• **What you should do**
Pictures in the data below are not part of the copy; transcribe everything else exactly.

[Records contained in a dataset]

────

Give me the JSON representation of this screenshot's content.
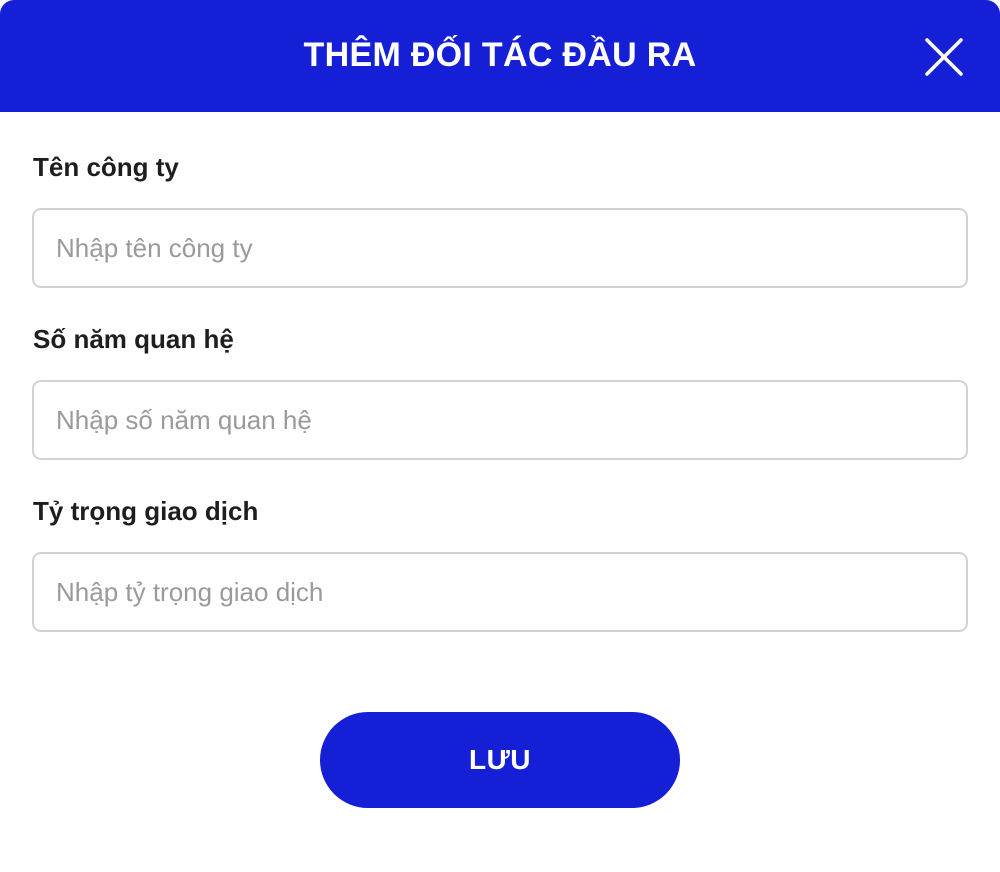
{
  "dialog": {
    "title": "THÊM ĐỐI TÁC ĐẦU RA",
    "close_icon": "close-icon",
    "colors": {
      "primary": "#1520D6",
      "label": "#1e1e1e",
      "placeholder": "#9a9a9a",
      "border": "#d2d2d2"
    }
  },
  "form": {
    "company_name": {
      "label": "Tên công ty",
      "value": "",
      "placeholder": "Nhập tên công ty"
    },
    "years_relationship": {
      "label": "Số năm quan hệ",
      "value": "",
      "placeholder": "Nhập số năm quan hệ"
    },
    "transaction_share": {
      "label": "Tỷ trọng giao dịch",
      "value": "",
      "placeholder": "Nhập tỷ trọng giao dịch"
    }
  },
  "actions": {
    "save_label": "LƯU"
  }
}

────

• **Correct result**
Give me the JSON representation of this screenshot's content.
{
  "dialog": {
    "title": "THÊM ĐỐI TÁC ĐẦU RA",
    "close_icon": "close-icon",
    "colors": {
      "primary": "#1520D6",
      "label": "#1e1e1e",
      "placeholder": "#9a9a9a",
      "border": "#d2d2d2"
    }
  },
  "form": {
    "company_name": {
      "label": "Tên công ty",
      "value": "",
      "placeholder": "Nhập tên công ty"
    },
    "years_relationship": {
      "label": "Số năm quan hệ",
      "value": "",
      "placeholder": "Nhập số năm quan hệ"
    },
    "transaction_share": {
      "label": "Tỷ trọng giao dịch",
      "value": "",
      "placeholder": "Nhập tỷ trọng giao dịch"
    }
  },
  "actions": {
    "save_label": "LƯU"
  }
}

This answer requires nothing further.